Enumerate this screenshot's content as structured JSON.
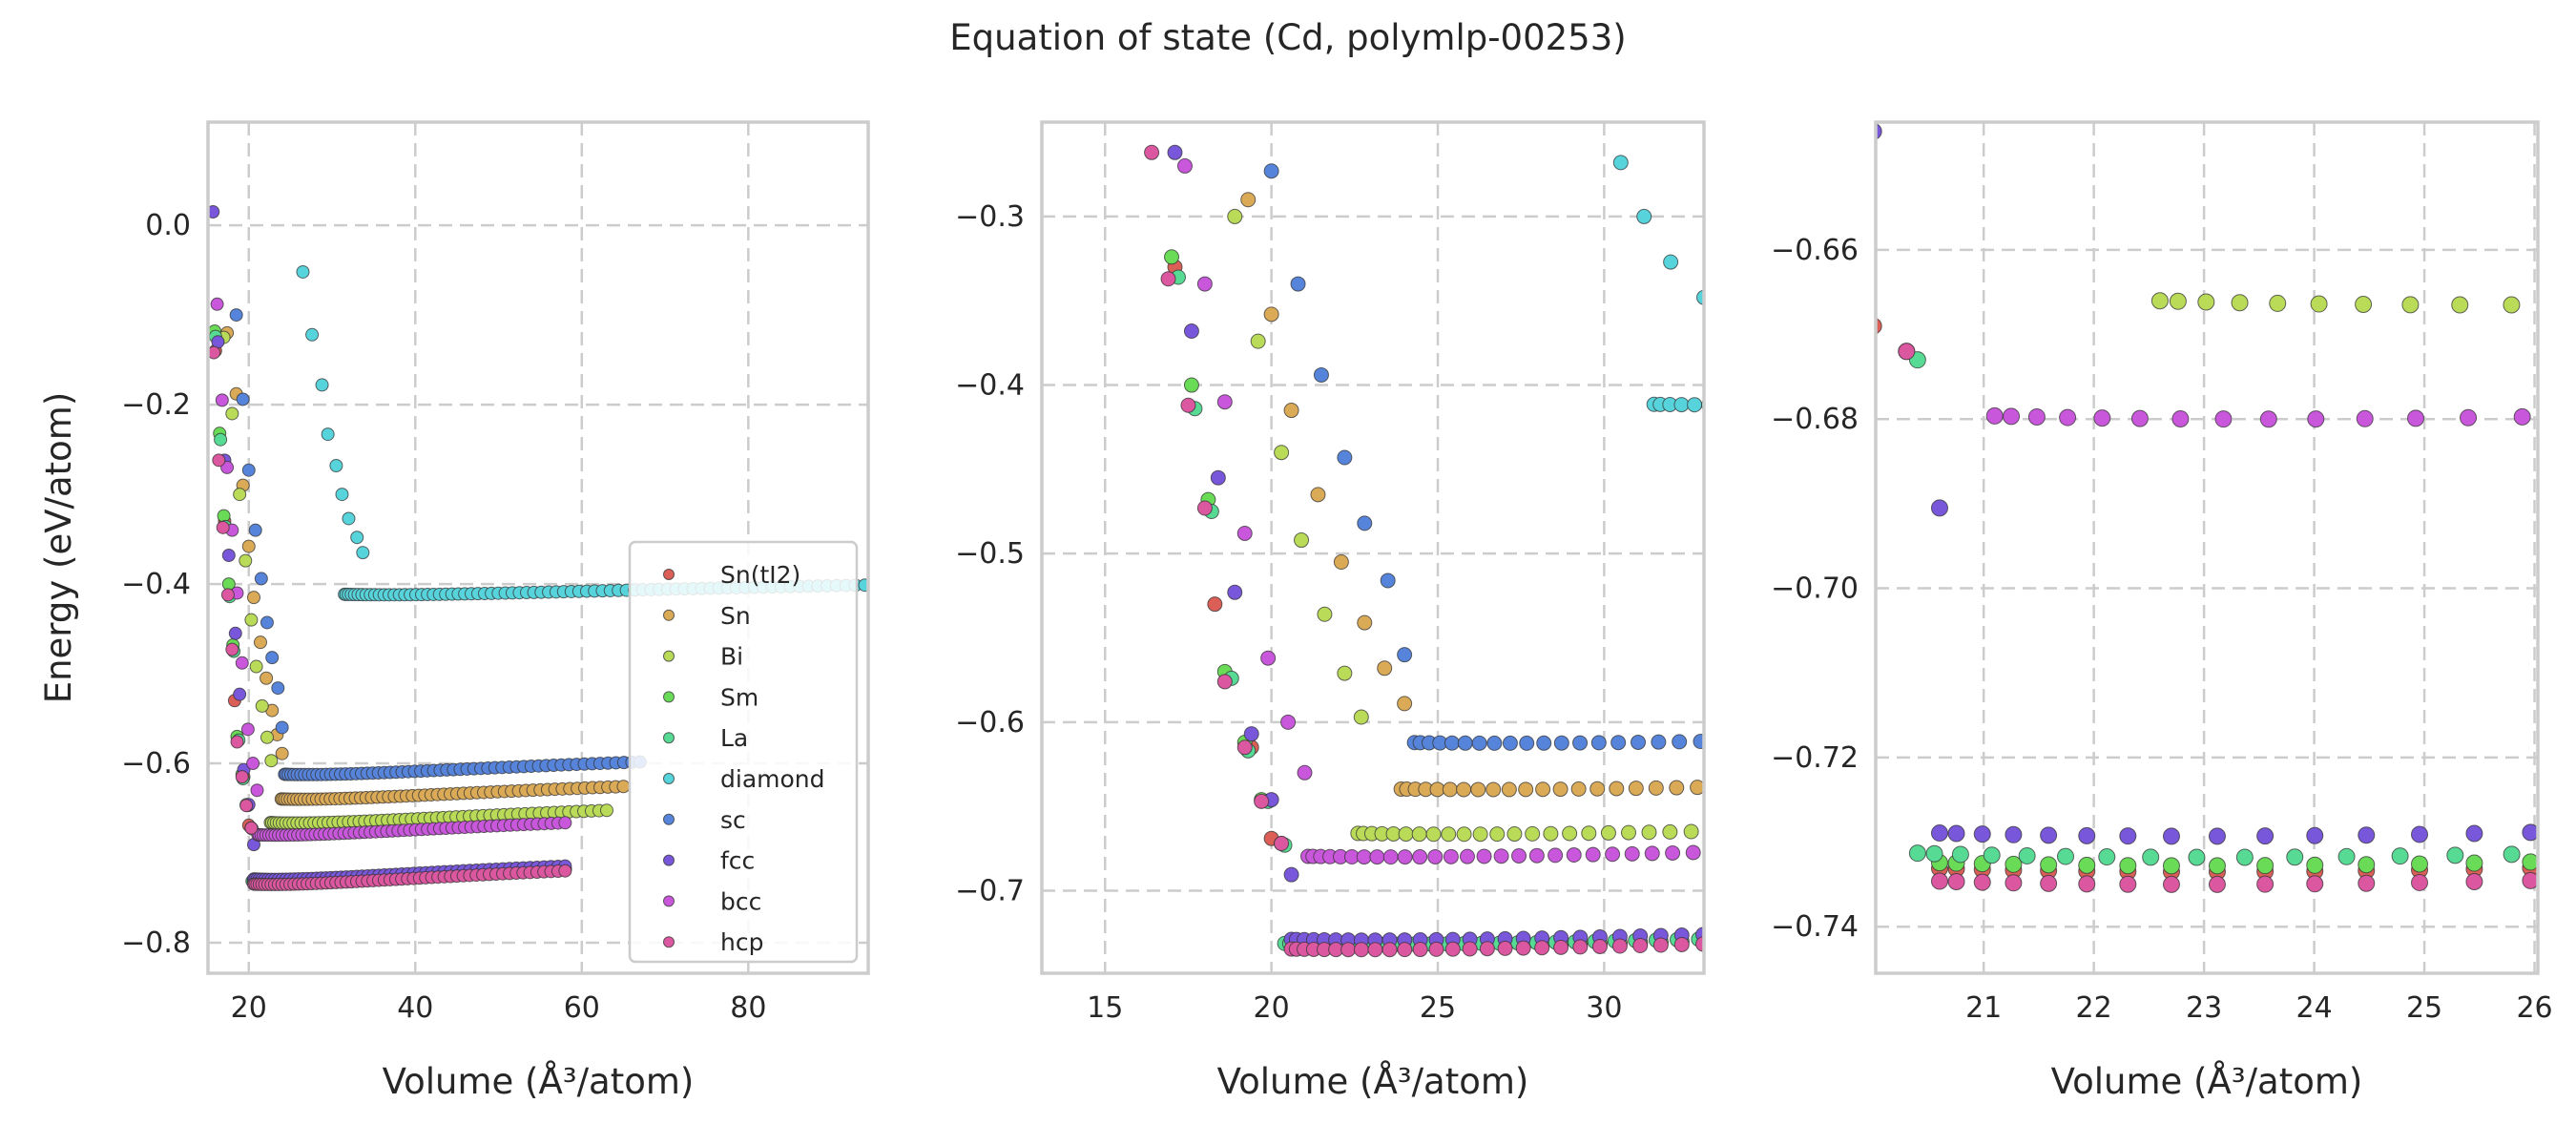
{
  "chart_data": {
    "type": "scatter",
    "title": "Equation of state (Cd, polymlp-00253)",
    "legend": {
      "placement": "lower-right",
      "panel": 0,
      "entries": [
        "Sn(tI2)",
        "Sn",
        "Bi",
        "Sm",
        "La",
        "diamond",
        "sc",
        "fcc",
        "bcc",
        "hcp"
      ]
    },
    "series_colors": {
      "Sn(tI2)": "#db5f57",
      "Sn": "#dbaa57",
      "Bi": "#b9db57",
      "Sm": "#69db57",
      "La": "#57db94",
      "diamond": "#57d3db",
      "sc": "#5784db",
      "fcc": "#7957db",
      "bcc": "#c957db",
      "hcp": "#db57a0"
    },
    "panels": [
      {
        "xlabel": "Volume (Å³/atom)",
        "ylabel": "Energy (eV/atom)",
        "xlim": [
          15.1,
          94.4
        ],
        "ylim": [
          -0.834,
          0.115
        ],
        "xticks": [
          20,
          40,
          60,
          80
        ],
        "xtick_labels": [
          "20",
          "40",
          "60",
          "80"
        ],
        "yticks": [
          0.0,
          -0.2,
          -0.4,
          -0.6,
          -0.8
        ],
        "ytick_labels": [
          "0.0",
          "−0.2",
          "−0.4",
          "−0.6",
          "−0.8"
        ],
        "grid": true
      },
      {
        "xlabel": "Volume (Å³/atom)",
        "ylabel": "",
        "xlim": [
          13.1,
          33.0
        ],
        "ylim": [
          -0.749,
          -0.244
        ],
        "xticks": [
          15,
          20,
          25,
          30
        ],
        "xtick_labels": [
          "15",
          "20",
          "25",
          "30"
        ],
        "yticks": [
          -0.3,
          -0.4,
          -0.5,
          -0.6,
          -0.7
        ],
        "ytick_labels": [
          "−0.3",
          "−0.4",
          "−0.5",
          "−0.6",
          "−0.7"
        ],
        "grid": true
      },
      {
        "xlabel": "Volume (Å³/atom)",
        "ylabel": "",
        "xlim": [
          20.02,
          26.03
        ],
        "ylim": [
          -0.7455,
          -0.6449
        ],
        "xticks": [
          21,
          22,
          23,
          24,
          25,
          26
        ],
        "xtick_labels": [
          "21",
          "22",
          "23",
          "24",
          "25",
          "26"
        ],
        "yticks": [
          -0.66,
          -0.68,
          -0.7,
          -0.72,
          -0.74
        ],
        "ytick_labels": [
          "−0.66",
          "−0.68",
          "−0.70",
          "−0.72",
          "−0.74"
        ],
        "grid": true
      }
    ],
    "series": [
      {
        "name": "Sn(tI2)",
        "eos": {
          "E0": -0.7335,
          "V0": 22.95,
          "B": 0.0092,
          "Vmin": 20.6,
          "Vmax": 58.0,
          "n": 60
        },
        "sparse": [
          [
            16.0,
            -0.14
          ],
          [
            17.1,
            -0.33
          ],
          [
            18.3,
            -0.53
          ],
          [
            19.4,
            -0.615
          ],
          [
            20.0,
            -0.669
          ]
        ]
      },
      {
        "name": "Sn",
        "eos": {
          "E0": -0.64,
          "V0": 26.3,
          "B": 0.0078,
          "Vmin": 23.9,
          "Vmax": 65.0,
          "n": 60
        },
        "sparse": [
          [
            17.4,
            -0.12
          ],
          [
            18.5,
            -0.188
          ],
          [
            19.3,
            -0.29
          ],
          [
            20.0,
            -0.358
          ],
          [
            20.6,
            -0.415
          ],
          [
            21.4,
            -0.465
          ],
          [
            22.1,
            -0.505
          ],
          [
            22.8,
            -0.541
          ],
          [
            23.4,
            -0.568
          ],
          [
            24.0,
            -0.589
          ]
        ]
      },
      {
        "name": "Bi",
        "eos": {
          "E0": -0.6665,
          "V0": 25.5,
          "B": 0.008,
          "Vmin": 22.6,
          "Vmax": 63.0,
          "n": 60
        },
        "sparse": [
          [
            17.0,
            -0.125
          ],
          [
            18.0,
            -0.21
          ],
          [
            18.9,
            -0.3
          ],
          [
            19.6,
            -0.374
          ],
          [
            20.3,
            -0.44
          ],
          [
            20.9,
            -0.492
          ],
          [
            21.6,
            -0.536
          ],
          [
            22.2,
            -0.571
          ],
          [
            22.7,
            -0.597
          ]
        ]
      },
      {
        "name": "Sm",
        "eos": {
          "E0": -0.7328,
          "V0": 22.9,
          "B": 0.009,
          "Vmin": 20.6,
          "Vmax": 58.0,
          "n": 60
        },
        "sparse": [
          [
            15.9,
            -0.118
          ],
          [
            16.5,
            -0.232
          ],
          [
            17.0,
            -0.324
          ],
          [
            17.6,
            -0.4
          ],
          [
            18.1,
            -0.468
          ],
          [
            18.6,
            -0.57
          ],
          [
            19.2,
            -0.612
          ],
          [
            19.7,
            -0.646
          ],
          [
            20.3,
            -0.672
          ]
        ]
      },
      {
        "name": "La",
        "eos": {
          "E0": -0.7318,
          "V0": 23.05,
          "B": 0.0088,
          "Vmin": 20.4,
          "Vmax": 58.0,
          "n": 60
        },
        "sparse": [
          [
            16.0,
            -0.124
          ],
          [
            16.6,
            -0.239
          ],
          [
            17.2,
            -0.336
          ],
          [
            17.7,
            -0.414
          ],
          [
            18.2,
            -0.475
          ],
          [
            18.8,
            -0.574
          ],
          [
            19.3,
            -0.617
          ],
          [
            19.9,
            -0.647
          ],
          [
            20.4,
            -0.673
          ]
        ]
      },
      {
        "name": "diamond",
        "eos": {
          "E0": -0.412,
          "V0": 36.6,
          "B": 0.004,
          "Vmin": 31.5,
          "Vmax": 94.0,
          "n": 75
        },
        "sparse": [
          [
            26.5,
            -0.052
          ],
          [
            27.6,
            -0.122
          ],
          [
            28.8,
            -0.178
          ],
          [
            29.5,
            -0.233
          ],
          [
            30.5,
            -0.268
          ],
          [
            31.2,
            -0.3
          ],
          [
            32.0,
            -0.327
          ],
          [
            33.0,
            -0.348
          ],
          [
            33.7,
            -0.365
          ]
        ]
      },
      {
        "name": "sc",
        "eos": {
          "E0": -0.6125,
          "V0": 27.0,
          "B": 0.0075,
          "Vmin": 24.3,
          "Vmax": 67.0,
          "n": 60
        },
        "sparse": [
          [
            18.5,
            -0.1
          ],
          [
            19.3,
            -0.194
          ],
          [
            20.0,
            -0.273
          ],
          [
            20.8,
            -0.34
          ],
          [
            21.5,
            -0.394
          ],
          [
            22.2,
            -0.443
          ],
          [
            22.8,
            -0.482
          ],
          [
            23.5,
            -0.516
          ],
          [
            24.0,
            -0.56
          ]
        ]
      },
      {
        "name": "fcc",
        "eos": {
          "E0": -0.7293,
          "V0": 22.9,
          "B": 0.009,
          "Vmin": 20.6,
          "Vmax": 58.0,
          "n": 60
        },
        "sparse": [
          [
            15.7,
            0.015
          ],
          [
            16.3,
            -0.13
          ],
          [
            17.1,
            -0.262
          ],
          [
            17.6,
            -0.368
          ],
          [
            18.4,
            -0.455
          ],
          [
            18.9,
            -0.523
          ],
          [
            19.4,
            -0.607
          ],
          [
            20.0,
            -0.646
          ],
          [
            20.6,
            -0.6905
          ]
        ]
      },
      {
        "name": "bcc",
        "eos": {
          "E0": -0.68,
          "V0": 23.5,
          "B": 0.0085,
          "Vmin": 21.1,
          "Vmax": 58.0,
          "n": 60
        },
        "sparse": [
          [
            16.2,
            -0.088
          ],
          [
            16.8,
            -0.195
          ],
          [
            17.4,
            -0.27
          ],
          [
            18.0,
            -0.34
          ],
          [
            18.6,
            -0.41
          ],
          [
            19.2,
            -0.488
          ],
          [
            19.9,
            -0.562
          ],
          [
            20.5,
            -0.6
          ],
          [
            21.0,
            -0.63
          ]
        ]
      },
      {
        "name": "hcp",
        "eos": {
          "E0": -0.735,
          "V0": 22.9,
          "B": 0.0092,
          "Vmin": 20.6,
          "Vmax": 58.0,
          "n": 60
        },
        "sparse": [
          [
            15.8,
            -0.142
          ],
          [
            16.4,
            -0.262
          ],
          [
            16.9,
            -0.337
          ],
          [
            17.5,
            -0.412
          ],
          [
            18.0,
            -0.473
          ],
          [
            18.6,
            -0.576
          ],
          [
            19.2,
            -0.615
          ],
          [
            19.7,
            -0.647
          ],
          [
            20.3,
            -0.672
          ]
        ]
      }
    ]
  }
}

##############################

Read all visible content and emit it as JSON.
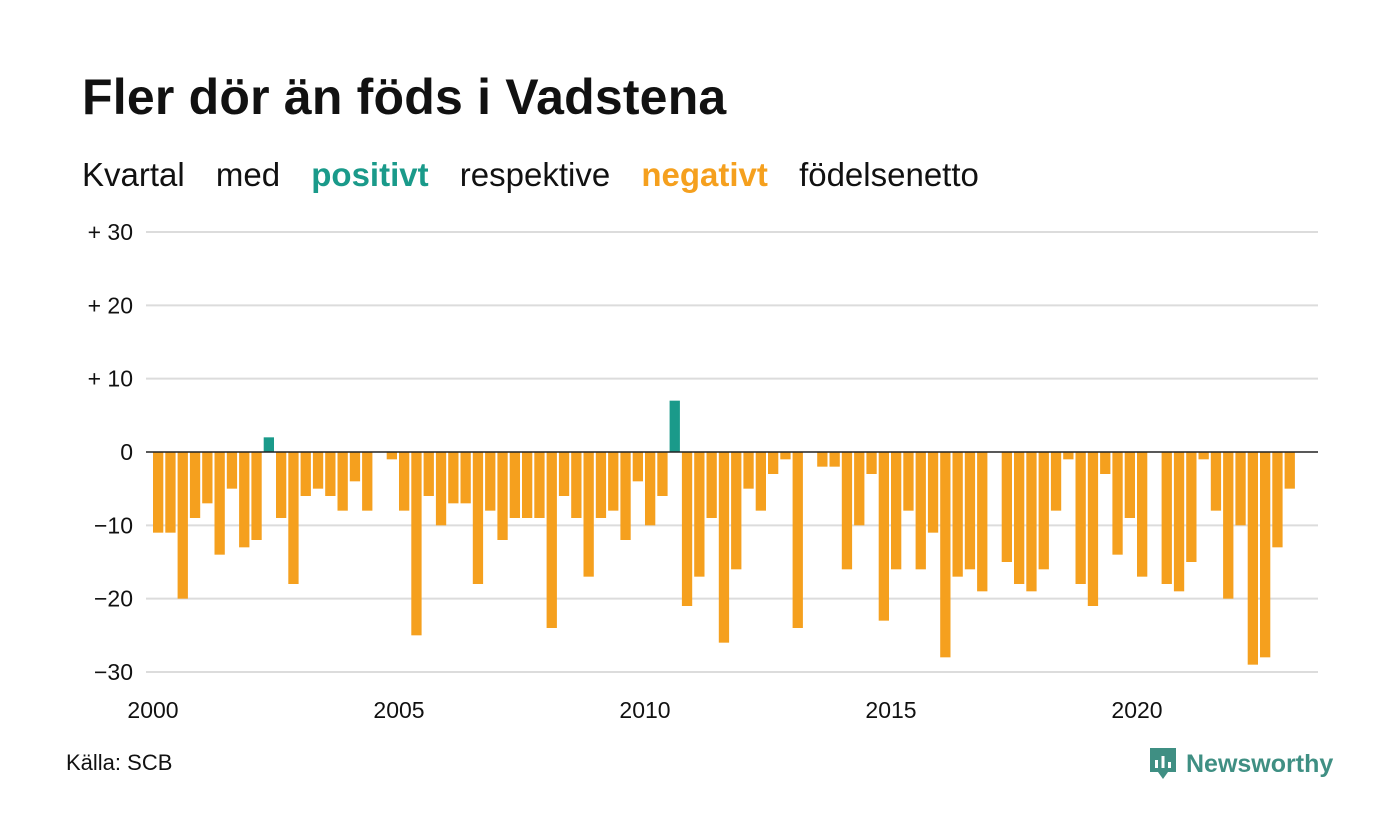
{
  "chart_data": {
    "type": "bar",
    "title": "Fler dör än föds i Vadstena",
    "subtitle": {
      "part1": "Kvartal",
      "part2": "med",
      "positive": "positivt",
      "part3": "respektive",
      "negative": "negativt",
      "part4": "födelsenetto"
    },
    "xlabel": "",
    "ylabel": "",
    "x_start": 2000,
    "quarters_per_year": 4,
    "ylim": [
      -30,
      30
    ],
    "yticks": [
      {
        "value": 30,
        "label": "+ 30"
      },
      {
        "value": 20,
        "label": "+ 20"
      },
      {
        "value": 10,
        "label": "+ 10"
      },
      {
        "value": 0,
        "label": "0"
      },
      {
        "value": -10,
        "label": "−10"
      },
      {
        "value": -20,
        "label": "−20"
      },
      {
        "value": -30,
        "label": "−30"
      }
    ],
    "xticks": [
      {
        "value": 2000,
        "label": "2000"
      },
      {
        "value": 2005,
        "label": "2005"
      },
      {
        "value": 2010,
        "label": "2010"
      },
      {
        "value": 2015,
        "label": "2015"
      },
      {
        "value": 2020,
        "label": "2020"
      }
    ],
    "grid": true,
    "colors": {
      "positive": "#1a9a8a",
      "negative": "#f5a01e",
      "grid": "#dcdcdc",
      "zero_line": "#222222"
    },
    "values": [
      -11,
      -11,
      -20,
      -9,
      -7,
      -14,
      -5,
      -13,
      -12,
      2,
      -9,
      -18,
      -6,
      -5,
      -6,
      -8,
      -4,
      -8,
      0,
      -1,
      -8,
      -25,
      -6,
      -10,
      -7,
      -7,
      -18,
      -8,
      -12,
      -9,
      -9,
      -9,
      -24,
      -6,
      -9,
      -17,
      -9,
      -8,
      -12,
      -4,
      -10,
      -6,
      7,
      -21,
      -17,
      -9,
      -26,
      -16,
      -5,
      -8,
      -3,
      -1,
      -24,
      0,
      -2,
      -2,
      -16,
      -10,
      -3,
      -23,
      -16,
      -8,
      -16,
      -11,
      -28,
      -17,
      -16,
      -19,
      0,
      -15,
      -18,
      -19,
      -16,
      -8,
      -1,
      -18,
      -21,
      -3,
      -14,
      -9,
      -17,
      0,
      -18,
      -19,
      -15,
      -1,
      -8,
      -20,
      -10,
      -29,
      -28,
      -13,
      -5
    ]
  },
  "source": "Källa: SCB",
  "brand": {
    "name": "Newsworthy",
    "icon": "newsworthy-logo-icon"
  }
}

##############################

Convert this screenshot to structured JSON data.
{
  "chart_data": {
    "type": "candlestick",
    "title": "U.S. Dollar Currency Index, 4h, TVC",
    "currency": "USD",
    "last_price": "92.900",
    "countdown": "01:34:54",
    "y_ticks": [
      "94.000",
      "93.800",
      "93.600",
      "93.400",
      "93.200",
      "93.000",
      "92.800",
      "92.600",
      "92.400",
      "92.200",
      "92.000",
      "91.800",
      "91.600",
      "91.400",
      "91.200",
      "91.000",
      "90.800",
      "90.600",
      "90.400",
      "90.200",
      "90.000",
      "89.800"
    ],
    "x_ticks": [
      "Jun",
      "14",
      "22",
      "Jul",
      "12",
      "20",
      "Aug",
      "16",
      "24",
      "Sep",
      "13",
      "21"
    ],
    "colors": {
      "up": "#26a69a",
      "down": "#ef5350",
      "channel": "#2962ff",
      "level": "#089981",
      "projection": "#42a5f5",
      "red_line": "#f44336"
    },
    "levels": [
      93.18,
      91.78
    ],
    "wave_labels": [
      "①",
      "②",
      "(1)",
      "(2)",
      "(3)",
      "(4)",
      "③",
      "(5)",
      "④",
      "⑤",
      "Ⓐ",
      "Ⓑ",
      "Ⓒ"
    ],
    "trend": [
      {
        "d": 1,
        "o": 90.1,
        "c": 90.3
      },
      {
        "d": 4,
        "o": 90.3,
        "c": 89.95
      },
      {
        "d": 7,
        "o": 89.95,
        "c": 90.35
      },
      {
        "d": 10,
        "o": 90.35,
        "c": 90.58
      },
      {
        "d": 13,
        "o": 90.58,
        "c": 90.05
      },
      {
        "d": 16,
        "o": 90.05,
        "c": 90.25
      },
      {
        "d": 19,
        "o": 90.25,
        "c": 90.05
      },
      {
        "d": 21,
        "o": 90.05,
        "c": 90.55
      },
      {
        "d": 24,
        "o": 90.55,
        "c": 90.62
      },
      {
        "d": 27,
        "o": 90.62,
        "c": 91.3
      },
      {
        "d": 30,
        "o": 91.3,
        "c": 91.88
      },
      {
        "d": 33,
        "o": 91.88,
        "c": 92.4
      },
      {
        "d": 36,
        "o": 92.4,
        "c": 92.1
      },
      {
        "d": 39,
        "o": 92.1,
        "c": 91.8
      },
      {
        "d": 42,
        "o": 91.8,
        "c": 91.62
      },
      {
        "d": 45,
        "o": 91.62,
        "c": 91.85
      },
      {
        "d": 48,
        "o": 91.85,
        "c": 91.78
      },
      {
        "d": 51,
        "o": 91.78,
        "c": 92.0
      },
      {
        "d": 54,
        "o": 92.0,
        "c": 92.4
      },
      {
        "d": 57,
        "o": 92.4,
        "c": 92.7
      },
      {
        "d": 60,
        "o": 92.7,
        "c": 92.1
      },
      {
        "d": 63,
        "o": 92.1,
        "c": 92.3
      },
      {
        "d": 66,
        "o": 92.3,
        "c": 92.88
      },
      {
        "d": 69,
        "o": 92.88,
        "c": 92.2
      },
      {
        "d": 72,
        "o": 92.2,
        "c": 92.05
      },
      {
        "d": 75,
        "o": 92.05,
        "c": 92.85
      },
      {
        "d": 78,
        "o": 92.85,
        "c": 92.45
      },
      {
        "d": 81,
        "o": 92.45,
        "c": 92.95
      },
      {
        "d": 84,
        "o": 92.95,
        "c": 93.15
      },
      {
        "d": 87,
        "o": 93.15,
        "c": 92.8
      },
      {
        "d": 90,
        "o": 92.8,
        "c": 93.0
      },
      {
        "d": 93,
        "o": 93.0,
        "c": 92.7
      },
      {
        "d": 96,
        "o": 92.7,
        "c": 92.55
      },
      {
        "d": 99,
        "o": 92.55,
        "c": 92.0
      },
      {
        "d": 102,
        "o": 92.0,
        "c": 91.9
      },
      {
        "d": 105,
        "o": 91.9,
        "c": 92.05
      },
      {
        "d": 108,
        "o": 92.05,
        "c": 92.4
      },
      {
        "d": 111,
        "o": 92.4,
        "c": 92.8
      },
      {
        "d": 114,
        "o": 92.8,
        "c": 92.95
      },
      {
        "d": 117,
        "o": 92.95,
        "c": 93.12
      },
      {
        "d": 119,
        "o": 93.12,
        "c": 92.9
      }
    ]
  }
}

##############################

_SHORT EXERCISE_
Show the lines of the data that hold the word "structured".

_WRITTEN RESPONSE_
Enumerate this screenshot's content as structured JSON.
Convert this screenshot to structured JSON data.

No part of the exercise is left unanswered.